Work to do:
In the records that follow, show each line where the word "розвитку" is present.

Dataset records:
□ □ □ □
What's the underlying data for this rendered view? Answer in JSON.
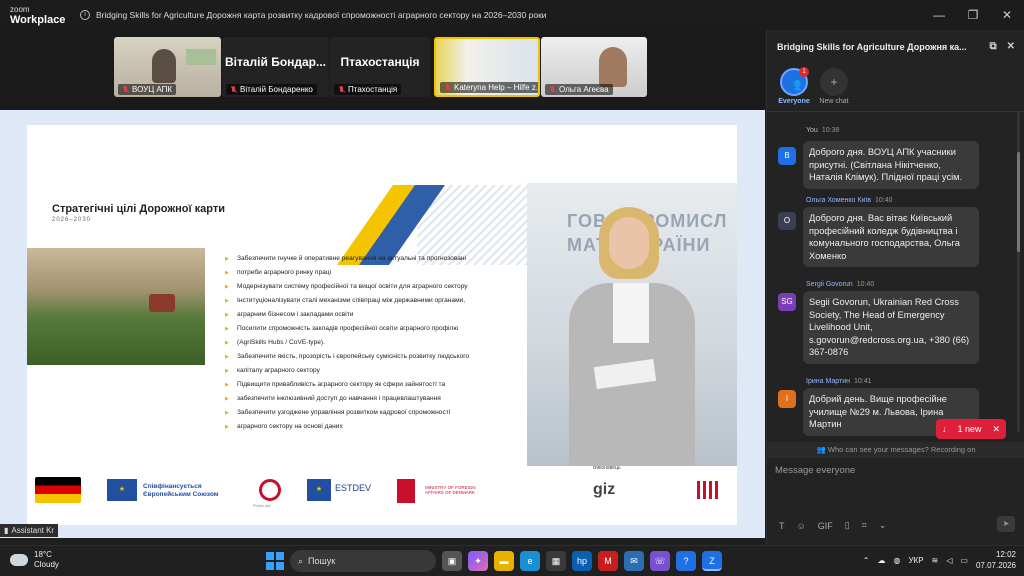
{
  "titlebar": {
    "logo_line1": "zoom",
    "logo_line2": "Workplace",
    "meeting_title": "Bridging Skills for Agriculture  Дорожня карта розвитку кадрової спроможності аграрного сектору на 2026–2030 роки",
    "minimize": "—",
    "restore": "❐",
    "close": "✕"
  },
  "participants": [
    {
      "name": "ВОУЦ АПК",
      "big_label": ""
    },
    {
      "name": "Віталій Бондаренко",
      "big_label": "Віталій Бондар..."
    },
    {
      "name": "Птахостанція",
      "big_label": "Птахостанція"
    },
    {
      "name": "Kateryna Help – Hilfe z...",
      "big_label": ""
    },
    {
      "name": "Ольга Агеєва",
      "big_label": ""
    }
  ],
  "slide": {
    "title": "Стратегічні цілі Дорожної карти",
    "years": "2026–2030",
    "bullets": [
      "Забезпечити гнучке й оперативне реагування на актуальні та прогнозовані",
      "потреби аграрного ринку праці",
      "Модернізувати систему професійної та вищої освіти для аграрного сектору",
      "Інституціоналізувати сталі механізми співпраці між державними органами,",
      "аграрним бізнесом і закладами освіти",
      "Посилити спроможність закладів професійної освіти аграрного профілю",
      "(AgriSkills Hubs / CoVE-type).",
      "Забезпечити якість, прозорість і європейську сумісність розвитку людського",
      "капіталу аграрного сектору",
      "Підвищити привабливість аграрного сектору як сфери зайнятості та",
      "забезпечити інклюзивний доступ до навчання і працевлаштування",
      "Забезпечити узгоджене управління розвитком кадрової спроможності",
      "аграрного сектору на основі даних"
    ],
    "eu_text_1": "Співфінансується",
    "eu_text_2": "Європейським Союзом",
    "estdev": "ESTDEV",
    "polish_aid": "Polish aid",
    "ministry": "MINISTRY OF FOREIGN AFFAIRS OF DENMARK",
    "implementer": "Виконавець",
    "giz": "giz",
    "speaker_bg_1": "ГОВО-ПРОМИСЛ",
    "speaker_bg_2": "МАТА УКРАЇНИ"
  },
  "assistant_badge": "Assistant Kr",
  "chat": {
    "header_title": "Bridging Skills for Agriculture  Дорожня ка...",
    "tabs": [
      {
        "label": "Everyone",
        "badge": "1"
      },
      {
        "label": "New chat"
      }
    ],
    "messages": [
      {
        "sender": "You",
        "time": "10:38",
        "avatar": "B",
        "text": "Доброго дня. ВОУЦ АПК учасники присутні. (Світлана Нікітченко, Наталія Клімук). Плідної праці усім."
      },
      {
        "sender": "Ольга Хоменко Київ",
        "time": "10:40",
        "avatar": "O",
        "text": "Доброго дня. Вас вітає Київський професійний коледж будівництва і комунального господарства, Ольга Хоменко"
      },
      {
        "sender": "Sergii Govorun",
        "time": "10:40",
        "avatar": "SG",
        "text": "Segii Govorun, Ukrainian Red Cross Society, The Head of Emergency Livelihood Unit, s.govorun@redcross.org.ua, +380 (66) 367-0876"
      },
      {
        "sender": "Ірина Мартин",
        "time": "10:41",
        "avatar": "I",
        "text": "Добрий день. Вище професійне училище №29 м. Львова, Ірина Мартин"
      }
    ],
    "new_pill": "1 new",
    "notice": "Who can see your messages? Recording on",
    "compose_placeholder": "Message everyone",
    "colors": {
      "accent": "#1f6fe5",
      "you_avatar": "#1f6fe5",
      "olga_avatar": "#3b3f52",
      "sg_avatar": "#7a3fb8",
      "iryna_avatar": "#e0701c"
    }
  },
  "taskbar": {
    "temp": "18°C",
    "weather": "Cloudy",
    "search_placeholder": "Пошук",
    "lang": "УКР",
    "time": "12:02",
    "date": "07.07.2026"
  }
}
□ □ □ □
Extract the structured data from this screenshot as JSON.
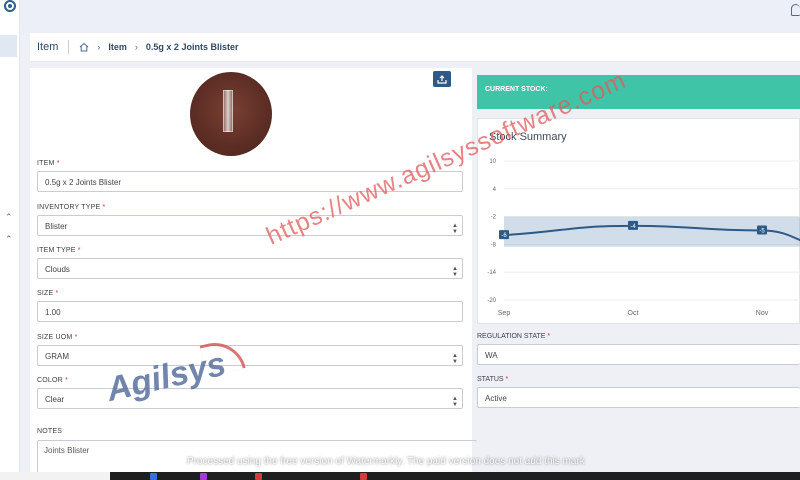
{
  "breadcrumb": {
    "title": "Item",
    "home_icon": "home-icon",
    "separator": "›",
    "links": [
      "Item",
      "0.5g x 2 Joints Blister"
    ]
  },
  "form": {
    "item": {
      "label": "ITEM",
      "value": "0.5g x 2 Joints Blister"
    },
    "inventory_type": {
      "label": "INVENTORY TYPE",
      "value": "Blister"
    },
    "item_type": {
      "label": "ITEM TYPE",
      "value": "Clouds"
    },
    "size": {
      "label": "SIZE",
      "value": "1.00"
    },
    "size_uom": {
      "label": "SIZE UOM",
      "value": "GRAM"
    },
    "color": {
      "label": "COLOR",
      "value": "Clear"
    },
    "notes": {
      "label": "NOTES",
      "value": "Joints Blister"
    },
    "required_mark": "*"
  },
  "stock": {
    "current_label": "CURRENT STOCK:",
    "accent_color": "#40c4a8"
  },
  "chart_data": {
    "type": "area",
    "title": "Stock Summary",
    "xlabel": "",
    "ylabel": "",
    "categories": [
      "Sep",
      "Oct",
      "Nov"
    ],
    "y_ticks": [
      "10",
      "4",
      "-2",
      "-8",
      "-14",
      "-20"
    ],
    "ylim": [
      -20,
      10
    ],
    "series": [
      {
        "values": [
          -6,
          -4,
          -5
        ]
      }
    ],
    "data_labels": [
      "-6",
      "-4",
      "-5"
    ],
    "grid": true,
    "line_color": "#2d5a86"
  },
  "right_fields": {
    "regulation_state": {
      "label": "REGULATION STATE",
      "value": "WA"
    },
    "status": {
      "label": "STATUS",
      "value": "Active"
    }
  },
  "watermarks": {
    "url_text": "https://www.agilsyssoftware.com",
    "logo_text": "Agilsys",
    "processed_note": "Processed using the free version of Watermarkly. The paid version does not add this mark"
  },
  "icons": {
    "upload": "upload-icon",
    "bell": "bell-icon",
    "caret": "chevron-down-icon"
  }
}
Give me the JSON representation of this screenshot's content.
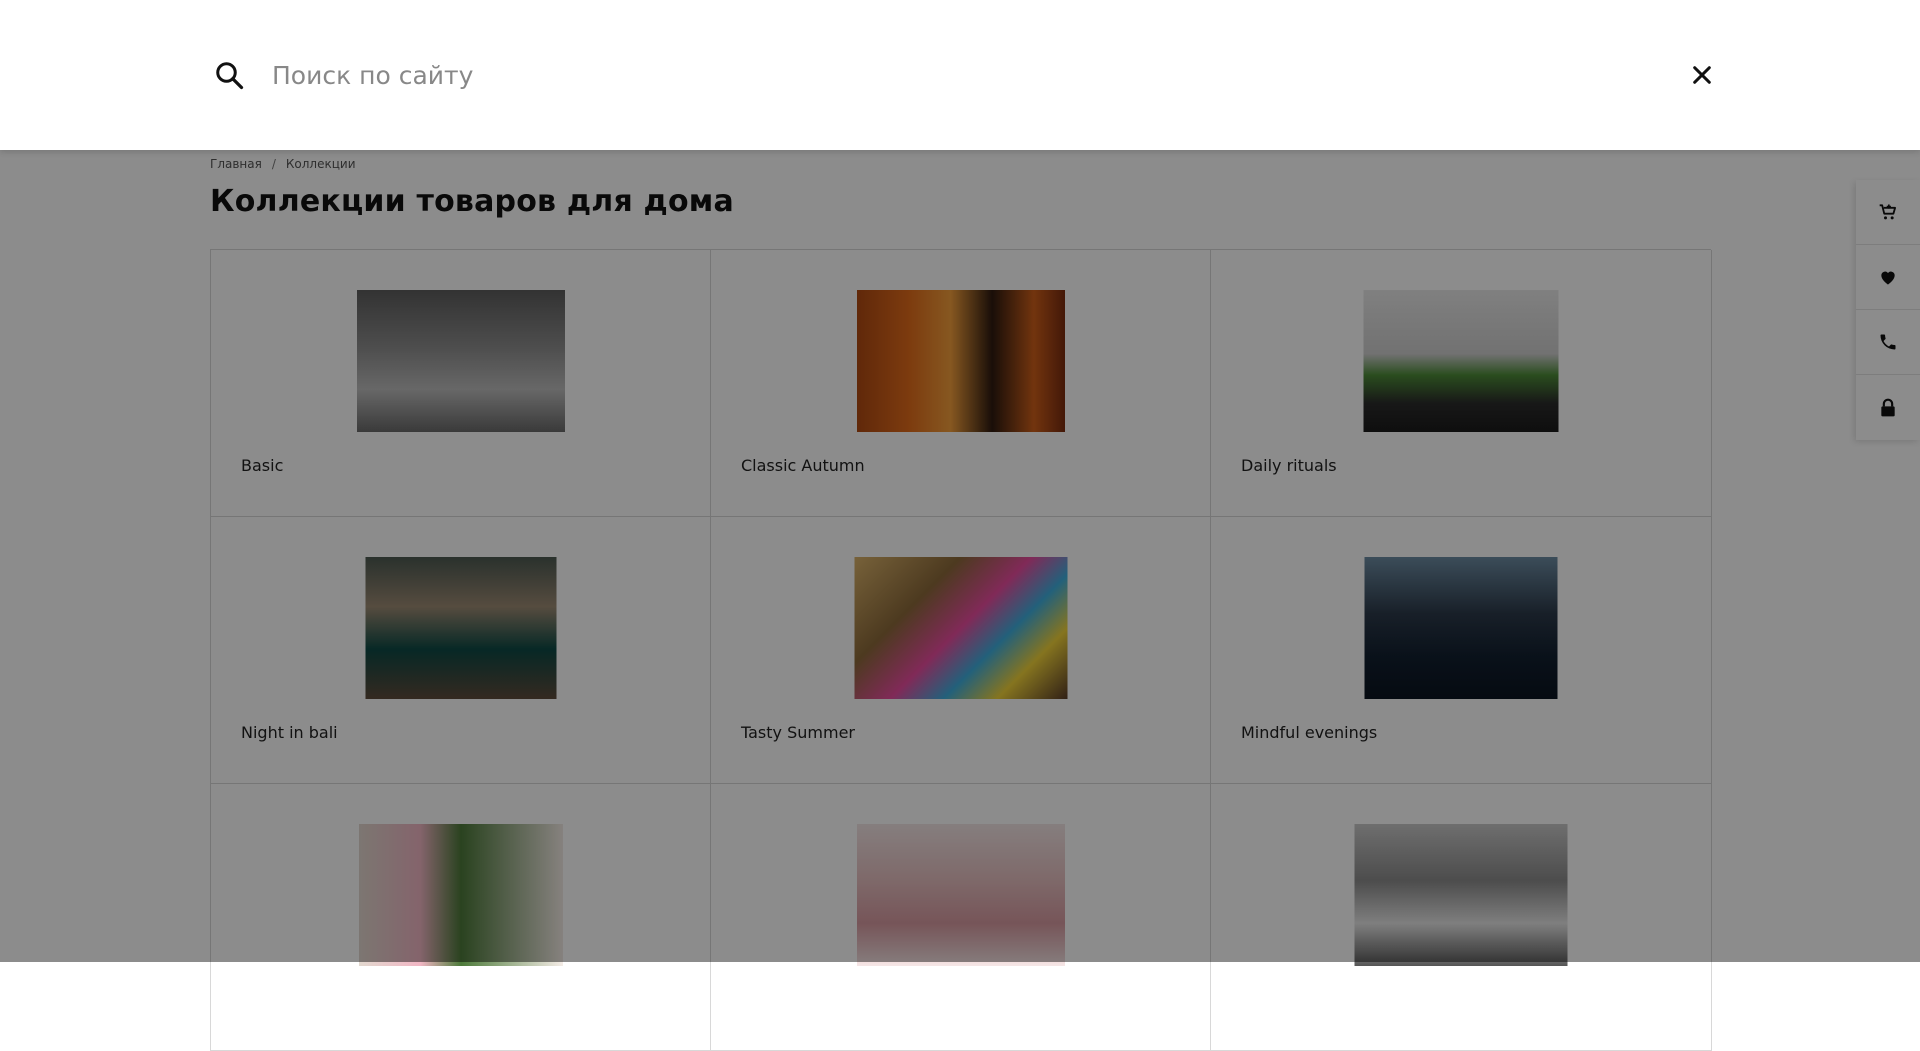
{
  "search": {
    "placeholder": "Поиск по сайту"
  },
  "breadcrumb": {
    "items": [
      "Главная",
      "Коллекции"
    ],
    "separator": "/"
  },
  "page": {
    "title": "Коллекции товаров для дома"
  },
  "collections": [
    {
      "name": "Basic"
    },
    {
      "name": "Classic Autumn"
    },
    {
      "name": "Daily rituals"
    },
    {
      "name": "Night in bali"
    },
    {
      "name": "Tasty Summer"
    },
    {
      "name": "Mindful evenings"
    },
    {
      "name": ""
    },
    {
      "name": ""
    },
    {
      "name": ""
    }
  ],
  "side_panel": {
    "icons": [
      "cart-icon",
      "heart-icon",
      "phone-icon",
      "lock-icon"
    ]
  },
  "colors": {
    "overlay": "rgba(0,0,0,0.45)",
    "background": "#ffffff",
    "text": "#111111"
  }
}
□ □ □ □
Written response:
    "meeting_title": "Bridging Skills for Agriculture  Дорожня карта розвитку кадрової спроможності аграрного сектору на 2026–2030 роки",
      "Забезпечити якість, прозорість і європейську сумісність розвитку людського",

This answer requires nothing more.